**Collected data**
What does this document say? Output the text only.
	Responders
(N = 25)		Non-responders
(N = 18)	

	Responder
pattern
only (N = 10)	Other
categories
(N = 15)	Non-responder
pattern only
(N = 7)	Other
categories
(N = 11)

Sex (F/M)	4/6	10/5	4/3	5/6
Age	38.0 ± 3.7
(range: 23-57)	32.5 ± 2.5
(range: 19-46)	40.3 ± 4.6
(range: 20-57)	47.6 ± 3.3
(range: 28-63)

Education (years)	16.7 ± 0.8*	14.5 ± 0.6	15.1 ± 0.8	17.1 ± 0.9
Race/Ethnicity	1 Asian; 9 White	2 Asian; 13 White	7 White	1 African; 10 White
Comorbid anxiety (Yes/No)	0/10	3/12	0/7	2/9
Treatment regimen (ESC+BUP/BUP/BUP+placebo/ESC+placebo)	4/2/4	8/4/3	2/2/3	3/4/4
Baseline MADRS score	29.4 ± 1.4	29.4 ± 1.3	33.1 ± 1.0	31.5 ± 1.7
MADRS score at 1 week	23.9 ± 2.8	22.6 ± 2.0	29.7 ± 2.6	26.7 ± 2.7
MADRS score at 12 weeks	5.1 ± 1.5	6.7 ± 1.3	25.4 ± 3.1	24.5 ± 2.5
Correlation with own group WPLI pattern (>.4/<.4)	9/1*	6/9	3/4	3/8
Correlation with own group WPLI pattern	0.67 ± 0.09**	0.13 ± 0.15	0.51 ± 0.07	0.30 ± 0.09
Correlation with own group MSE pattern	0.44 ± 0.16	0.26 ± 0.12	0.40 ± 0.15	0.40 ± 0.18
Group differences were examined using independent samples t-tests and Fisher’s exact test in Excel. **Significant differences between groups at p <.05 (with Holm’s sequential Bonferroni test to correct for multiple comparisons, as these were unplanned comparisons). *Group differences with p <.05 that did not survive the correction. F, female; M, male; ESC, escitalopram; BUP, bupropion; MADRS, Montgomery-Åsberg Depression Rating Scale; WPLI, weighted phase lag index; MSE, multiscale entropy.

**Problem to solve**
Copy out the material word for word and line for line.

**Task output**
What does this document say? Output the text only.
	Responders
(N = 25)		Non-responders
(N = 18)	

	Responder
pattern
only (N = 10)	Other
categories
(N = 15)	Non-responder
pattern only
(N = 7)	Other
categories
(N = 11)

Sex (F/M)	4/6	10/5	4/3	5/6
Age	38.0 ± 3.7
(range: 23-57)	32.5 ± 2.5
(range: 19-46)	40.3 ± 4.6
(range: 20-57)	47.6 ± 3.3
(range: 28-63)

Education (years)	16.7 ± 0.8*	14.5 ± 0.6	15.1 ± 0.8	17.1 ± 0.9
Race/Ethnicity	1 Asian; 9 White	2 Asian; 13 White	7 White	1 African; 10 White
Comorbid anxiety (Yes/No)	0/10	3/12	0/7	2/9
Treatment regimen (ESC+BUP/BUP/BUP+placebo/ESC+placebo)	4/2/4	8/4/3	2/2/3	3/4/4
Baseline MADRS score	29.4 ± 1.4	29.4 ± 1.3	33.1 ± 1.0	31.5 ± 1.7
MADRS score at 1 week	23.9 ± 2.8	22.6 ± 2.0	29.7 ± 2.6	26.7 ± 2.7
MADRS score at 12 weeks	5.1 ± 1.5	6.7 ± 1.3	25.4 ± 3.1	24.5 ± 2.5
Correlation with own group WPLI pattern (>.4/<.4)	9/1*	6/9	3/4	3/8
Correlation with own group WPLI pattern	0.67 ± 0.09**	0.13 ± 0.15	0.51 ± 0.07	0.30 ± 0.09
Correlation with own group MSE pattern	0.44 ± 0.16	0.26 ± 0.12	0.40 ± 0.15	0.40 ± 0.18
Group differences were examined using independent samples t-tests and Fisher’s exact test in Excel. **Significant differences between groups at p <.05 (with Holm’s sequential Bonferroni test to correct for multiple comparisons, as these were unplanned comparisons). *Group differences with p <.05 that did not survive the correction. F, female; M, male; ESC, escitalopram; BUP, bupropion; MADRS, Montgomery-Åsberg Depression Rating Scale; WPLI, weighted phase lag index; MSE, multiscale entropy.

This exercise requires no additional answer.